- [What needs to be done]: Set down the full listing exactly as given. Any pictures are to be left out.

(Data entries)
______________________________
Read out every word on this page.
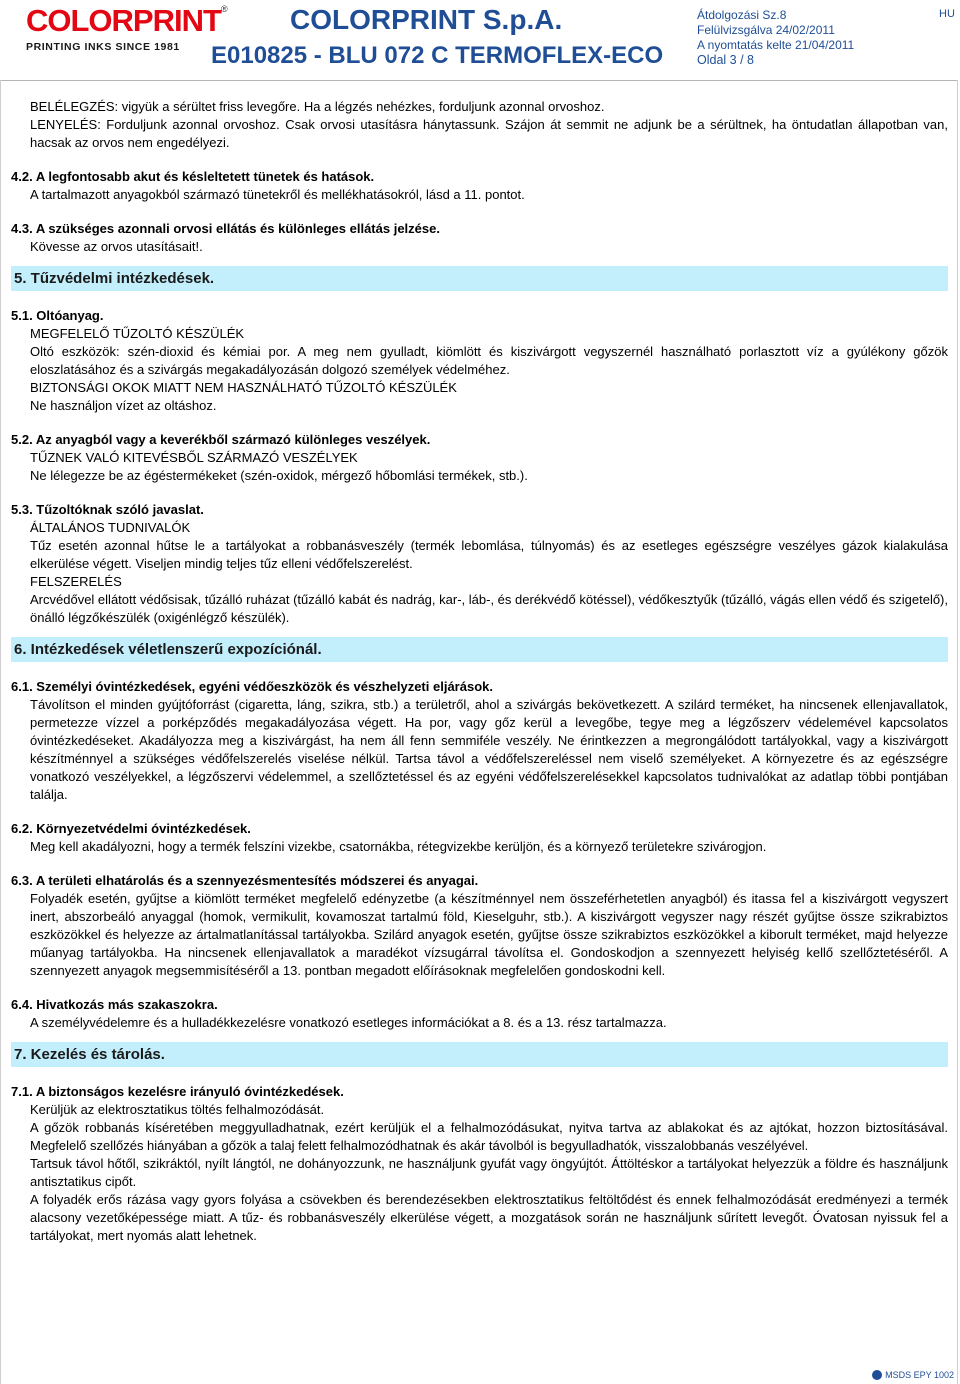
COLORPRINT®
PRINTING INKS SINCE 1981
COLORPRINT S.p.A.
E010825 - BLU 072 C TERMOFLEX-ECO
Átdolgozási Sz.8
Felülvizsgálva 24/02/2011
A nyomtatás kelte 21/04/2011
Oldal 3 / 8
HU

BELÉLEGZÉS: vigyük a sérültet friss levegőre. Ha a légzés nehézkes, forduljunk azonnal orvoshoz.

LENYELÉS: Forduljunk azonnal orvoshoz. Csak orvosi utasításra hánytassunk. Szájon át semmit ne adjunk be a sérültnek, ha öntudatlan állapotban van, hacsak az orvos nem engedélyezi.

4.2. A legfontosabb akut és késleltetett tünetek és hatások.

A tartalmazott anyagokból származó tünetekről és mellékhatásokról, lásd a 11. pontot.

4.3. A szükséges azonnali orvosi ellátás és különleges ellátás jelzése.

Kövesse az orvos utasításait!.

5. Tűzvédelmi intézkedések.

5.1. Oltóanyag.

MEGFELELŐ TŰZOLTÓ KÉSZÜLÉK

Oltó eszközök: szén-dioxid és kémiai por. A meg nem gyulladt, kiömlött és kiszivárgott vegyszernél használható porlasztott víz a gyúlékony gőzök eloszlatásához és a szivárgás megakadályozásán dolgozó személyek védelméhez.

BIZTONSÁGI OKOK MIATT NEM HASZNÁLHATÓ TŰZOLTÓ KÉSZÜLÉK

Ne használjon vízet az oltáshoz.

5.2. Az anyagból vagy a keverékből származó különleges veszélyek.

TŰZNEK VALÓ KITEVÉSBŐL SZÁRMAZÓ VESZÉLYEK

Ne lélegezze be az égéstermékeket (szén-oxidok, mérgező hőbomlási termékek, stb.).

5.3. Tűzoltóknak szóló javaslat.

ÁLTALÁNOS TUDNIVALÓK

Tűz esetén azonnal hűtse le a tartályokat a robbanásveszély (termék lebomlása, túlnyomás) és az esetleges egészségre veszélyes gázok kialakulása elkerülése végett. Viseljen mindig teljes tűz elleni védőfelszerelést.

FELSZERELÉS

Arcvédővel ellátott védősisak, tűzálló ruházat (tűzálló kabát és nadrág, kar-, láb-, és derékvédő kötéssel), védőkesztyűk (tűzálló, vágás ellen védő és szigetelő), önálló légzőkészülék (oxigénlégző készülék).

6. Intézkedések véletlenszerű expozíciónál.

6.1. Személyi óvintézkedések, egyéni védőeszközök és vészhelyzeti eljárások.

Távolítson el minden gyújtóforrást (cigaretta, láng, szikra, stb.) a területről, ahol a szivárgás bekövetkezett. A szilárd terméket, ha nincsenek ellenjavallatok, permetezze vízzel a porképződés megakadályozása végett. Ha por, vagy gőz kerül a levegőbe, tegye meg a légzőszerv védelemével kapcsolatos óvintézkedéseket. Akadályozza meg a kiszivárgást, ha nem áll fenn semmiféle veszély. Ne érintkezzen a megrongálódott tartályokkal, vagy a kiszivárgott készítménnyel a szükséges védőfelszerelés viselése nélkül. Tartsa távol a védőfelszereléssel nem viselő személyeket. A környezetre és az egészségre vonatkozó veszélyekkel, a légzőszervi védelemmel, a szellőztetéssel és az egyéni védőfelszerelésekkel kapcsolatos tudnivalókat az adatlap többi pontjában találja.

6.2. Környezetvédelmi óvintézkedések.

Meg kell akadályozni, hogy a termék felszíni vizekbe, csatornákba, rétegvizekbe kerüljön, és a környező területekre szivárogjon.

6.3. A területi elhatárolás és a szennyezésmentesítés módszerei és anyagai.

Folyadék esetén, gyűjtse a kiömlött terméket megfelelő edényzetbe (a készítménnyel nem összeférhetetlen anyagból) és itassa fel a kiszivárgott vegyszert inert, abszorbeáló anyaggal (homok, vermikulit, kovamoszat tartalmú föld, Kieselguhr, stb.). A kiszivárgott vegyszer nagy részét gyűjtse össze szikrabiztos eszközökkel és helyezze az ártalmatlanítással tartályokba. Szilárd anyagok esetén, gyűjtse össze szikrabiztos eszközökkel a kiborult terméket, majd helyezze műanyag tartályokba. Ha nincsenek ellenjavallatok a maradékot vízsugárral távolítsa el. Gondoskodjon a szennyezett helyiség kellő szellőztetéséről. A szennyezett anyagok megsemmisítéséről a 13. pontban megadott előírásoknak megfelelően gondoskodni kell.

6.4. Hivatkozás más szakaszokra.

A személyvédelemre és a hulladékkezelésre vonatkozó esetleges információkat a 8. és a 13. rész tartalmazza.

7. Kezelés és tárolás.

7.1. A biztonságos kezelésre irányuló óvintézkedések.

Kerüljük az elektrosztatikus töltés felhalmozódását.

A gőzök robbanás kíséretében meggyulladhatnak, ezért kerüljük el a felhalmozódásukat, nyitva tartva az ablakokat és az ajtókat, hozzon biztosításával. Megfelelő szellőzés hiányában a gőzök a talaj felett felhalmozódhatnak és akár távolból is begyulladhatók, visszalobbanás veszélyével.

Tartsuk távol hőtől, szikráktól, nyílt lángtól, ne dohányozzunk, ne használjunk gyufát vagy öngyújtót. Áttöltéskor a tartályokat helyezzük a földre és használjunk antisztatikus cipőt.

A folyadék erős rázása vagy gyors folyása a csövekben és berendezésekben elektrosztatikus feltöltődést és ennek felhalmozódását eredményezi a termék alacsony vezetőképessége miatt. A tűz- és robbanásveszély elkerülése végett, a mozgatások során ne használjunk sűrített levegőt. Óvatosan nyissuk fel a tartályokat, mert nyomás alatt lehetnek.

MSDS EPY 1002
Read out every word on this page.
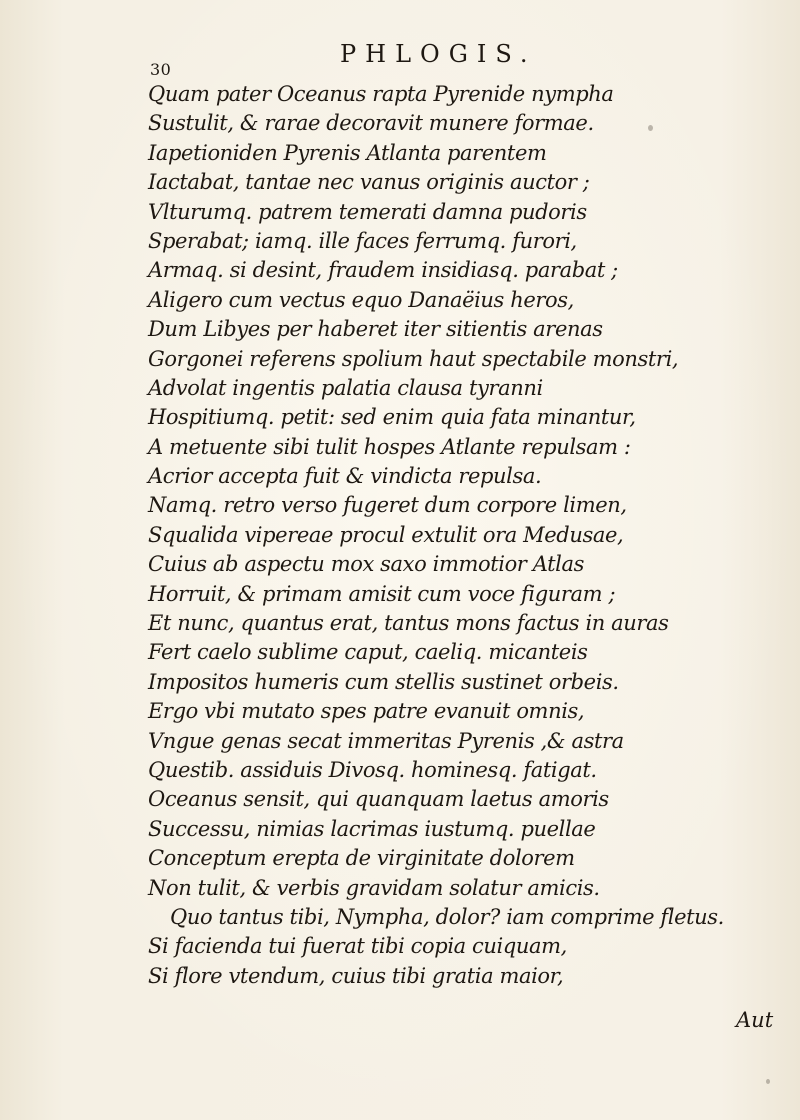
30
PHLOGIS.
Quam pater Oceanus rapta Pyrenide nympha
Sustulit, & rarae decoravit munere formae.
Iapetioniden Pyrenis Atlanta parentem
Iactabat, tantae nec vanus originis auctor ;
Vlturumq. patrem temerati damna pudoris
Sperabat; iamq. ille faces ferrumq. furori,
Armaq. si desint, fraudem insidiasq. parabat ;
Aligero cum vectus equo Danaëius heros,
Dum Libyes per haberet iter sitientis arenas
Gorgonei referens spolium haut spectabile monstri,
Advolat ingentis palatia clausa tyranni
Hospitiumq. petit: sed enim quia fata minantur,
A metuente sibi tulit hospes Atlante repulsam :
Acrior accepta fuit & vindicta repulsa.
Namq. retro verso fugeret dum corpore limen,
Squalida vipereae procul extulit ora Medusae,
Cuius ab aspectu mox saxo immotior Atlas
Horruit, & primam amisit cum voce figuram ;
Et nunc, quantus erat, tantus mons factus in auras
Fert caelo sublime caput, caeliq. micanteis
Impositos humeris cum stellis sustinet orbeis.
Ergo vbi mutato spes patre evanuit omnis,
Vngue genas secat immeritas Pyrenis ,& astra
Questib. assiduis Divosq. hominesq. fatigat.
Oceanus sensit, qui quanquam laetus amoris
Successu, nimias lacrimas iustumq. puellae
Conceptum erepta de virginitate dolorem
Non tulit, & verbis gravidam solatur amicis.
Quo tantus tibi, Nympha, dolor? iam comprime fletus.
Si facienda tui fuerat tibi copia cuiquam,
Si flore vtendum, cuius tibi gratia maior,
Aut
______________________________
- [Solved exercise]:
Read out every word on this page.
COLORPRINT®
PRINTING INKS SINCE 1981
COLORPRINT S.p.A.
E010825 - BLU 072 C TERMOFLEX-ECO
Átdolgozási Sz.8
Felülvizsgálva 24/02/2011
A nyomtatás kelte 21/04/2011
Oldal 3 / 8
HU

BELÉLEGZÉS: vigyük a sérültet friss levegőre. Ha a légzés nehézkes, forduljunk azonnal orvoshoz.

LENYELÉS: Forduljunk azonnal orvoshoz. Csak orvosi utasításra hánytassunk. Szájon át semmit ne adjunk be a sérültnek, ha öntudatlan állapotban van, hacsak az orvos nem engedélyezi.

4.2. A legfontosabb akut és késleltetett tünetek és hatások.

A tartalmazott anyagokból származó tünetekről és mellékhatásokról, lásd a 11. pontot.

4.3. A szükséges azonnali orvosi ellátás és különleges ellátás jelzése.

Kövesse az orvos utasításait!.

5. Tűzvédelmi intézkedések.

5.1. Oltóanyag.

MEGFELELŐ TŰZOLTÓ KÉSZÜLÉK

Oltó eszközök: szén-dioxid és kémiai por. A meg nem gyulladt, kiömlött és kiszivárgott vegyszernél használható porlasztott víz a gyúlékony gőzök eloszlatásához és a szivárgás megakadályozásán dolgozó személyek védelméhez.

BIZTONSÁGI OKOK MIATT NEM HASZNÁLHATÓ TŰZOLTÓ KÉSZÜLÉK

Ne használjon vízet az oltáshoz.

5.2. Az anyagból vagy a keverékből származó különleges veszélyek.

TŰZNEK VALÓ KITEVÉSBŐL SZÁRMAZÓ VESZÉLYEK

Ne lélegezze be az égéstermékeket (szén-oxidok, mérgező hőbomlási termékek, stb.).

5.3. Tűzoltóknak szóló javaslat.

ÁLTALÁNOS TUDNIVALÓK

Tűz esetén azonnal hűtse le a tartályokat a robbanásveszély (termék lebomlása, túlnyomás) és az esetleges egészségre veszélyes gázok kialakulása elkerülése végett. Viseljen mindig teljes tűz elleni védőfelszerelést.

FELSZERELÉS

Arcvédővel ellátott védősisak, tűzálló ruházat (tűzálló kabát és nadrág, kar-, láb-, és derékvédő kötéssel), védőkesztyűk (tűzálló, vágás ellen védő és szigetelő), önálló légzőkészülék (oxigénlégző készülék).

6. Intézkedések véletlenszerű expozíciónál.

6.1. Személyi óvintézkedések, egyéni védőeszközök és vészhelyzeti eljárások.

Távolítson el minden gyújtóforrást (cigaretta, láng, szikra, stb.) a területről, ahol a szivárgás bekövetkezett. A szilárd terméket, ha nincsenek ellenjavallatok, permetezze vízzel a porképződés megakadályozása végett. Ha por, vagy gőz kerül a levegőbe, tegye meg a légzőszerv védelemével kapcsolatos óvintézkedéseket. Akadályozza meg a kiszivárgást, ha nem áll fenn semmiféle veszély. Ne érintkezzen a megrongálódott tartályokkal, vagy a kiszivárgott készítménnyel a szükséges védőfelszerelés viselése nélkül. Tartsa távol a védőfelszereléssel nem viselő személyeket. A környezetre és az egészségre vonatkozó veszélyekkel, a légzőszervi védelemmel, a szellőztetéssel és az egyéni védőfelszerelésekkel kapcsolatos tudnivalókat az adatlap többi pontjában találja.

6.2. Környezetvédelmi óvintézkedések.

Meg kell akadályozni, hogy a termék felszíni vizekbe, csatornákba, rétegvizekbe kerüljön, és a környező területekre szivárogjon.

6.3. A területi elhatárolás és a szennyezésmentesítés módszerei és anyagai.

Folyadék esetén, gyűjtse a kiömlött terméket megfelelő edényzetbe (a készítménnyel nem összeférhetetlen anyagból) és itassa fel a kiszivárgott vegyszert inert, abszorbeáló anyaggal (homok, vermikulit, kovamoszat tartalmú föld, Kieselguhr, stb.). A kiszivárgott vegyszer nagy részét gyűjtse össze szikrabiztos eszközökkel és helyezze az ártalmatlanítással tartályokba. Szilárd anyagok esetén, gyűjtse össze szikrabiztos eszközökkel a kiborult terméket, majd helyezze műanyag tartályokba. Ha nincsenek ellenjavallatok a maradékot vízsugárral távolítsa el. Gondoskodjon a szennyezett helyiség kellő szellőztetéséről. A szennyezett anyagok megsemmisítéséről a 13. pontban megadott előírásoknak megfelelően gondoskodni kell.

6.4. Hivatkozás más szakaszokra.

A személyvédelemre és a hulladékkezelésre vonatkozó esetleges információkat a 8. és a 13. rész tartalmazza.

7. Kezelés és tárolás.

7.1. A biztonságos kezelésre irányuló óvintézkedések.

Kerüljük az elektrosztatikus töltés felhalmozódását.

A gőzök robbanás kíséretében meggyulladhatnak, ezért kerüljük el a felhalmozódásukat, nyitva tartva az ablakokat és az ajtókat, hozzon biztosításával. Megfelelő szellőzés hiányában a gőzök a talaj felett felhalmozódhatnak és akár távolból is begyulladhatók, visszalobbanás veszélyével.

Tartsuk távol hőtől, szikráktól, nyílt lángtól, ne dohányozzunk, ne használjunk gyufát vagy öngyújtót. Áttöltéskor a tartályokat helyezzük a földre és használjunk antisztatikus cipőt.

A folyadék erős rázása vagy gyors folyása a csövekben és berendezésekben elektrosztatikus feltöltődést és ennek felhalmozódását eredményezi a termék alacsony vezetőképessége miatt. A tűz- és robbanásveszély elkerülése végett, a mozgatások során ne használjunk sűrített levegőt. Óvatosan nyissuk fel a tartályokat, mert nyomás alatt lehetnek.

MSDS EPY 1002
Read out every word on this page.
30
PHLOGIS.
Quam pater Oceanus rapta Pyrenide nympha
Sustulit, & rarae decoravit munere formae.
Iapetioniden Pyrenis Atlanta parentem
Iactabat, tantae nec vanus originis auctor ;
Vlturumq. patrem temerati damna pudoris
Sperabat; iamq. ille faces ferrumq. furori,
Armaq. si desint, fraudem insidiasq. parabat ;
Aligero cum vectus equo Danaëius heros,
Dum Libyes per haberet iter sitientis arenas
Gorgonei referens spolium haut spectabile monstri,
Advolat ingentis palatia clausa tyranni
Hospitiumq. petit: sed enim quia fata minantur,
A metuente sibi tulit hospes Atlante repulsam :
Acrior accepta fuit & vindicta repulsa.
Namq. retro verso fugeret dum corpore limen,
Squalida vipereae procul extulit ora Medusae,
Cuius ab aspectu mox saxo immotior Atlas
Horruit, & primam amisit cum voce figuram ;
Et nunc, quantus erat, tantus mons factus in auras
Fert caelo sublime caput, caeliq. micanteis
Impositos humeris cum stellis sustinet orbeis.
Ergo vbi mutato spes patre evanuit omnis,
Vngue genas secat immeritas Pyrenis ,& astra
Questib. assiduis Divosq. hominesq. fatigat.
Oceanus sensit, qui quanquam laetus amoris
Successu, nimias lacrimas iustumq. puellae
Conceptum erepta de virginitate dolorem
Non tulit, & verbis gravidam solatur amicis.
Quo tantus tibi, Nympha, dolor? iam comprime fletus.
Si facienda tui fuerat tibi copia cuiquam,
Si flore vtendum, cuius tibi gratia maior,
Aut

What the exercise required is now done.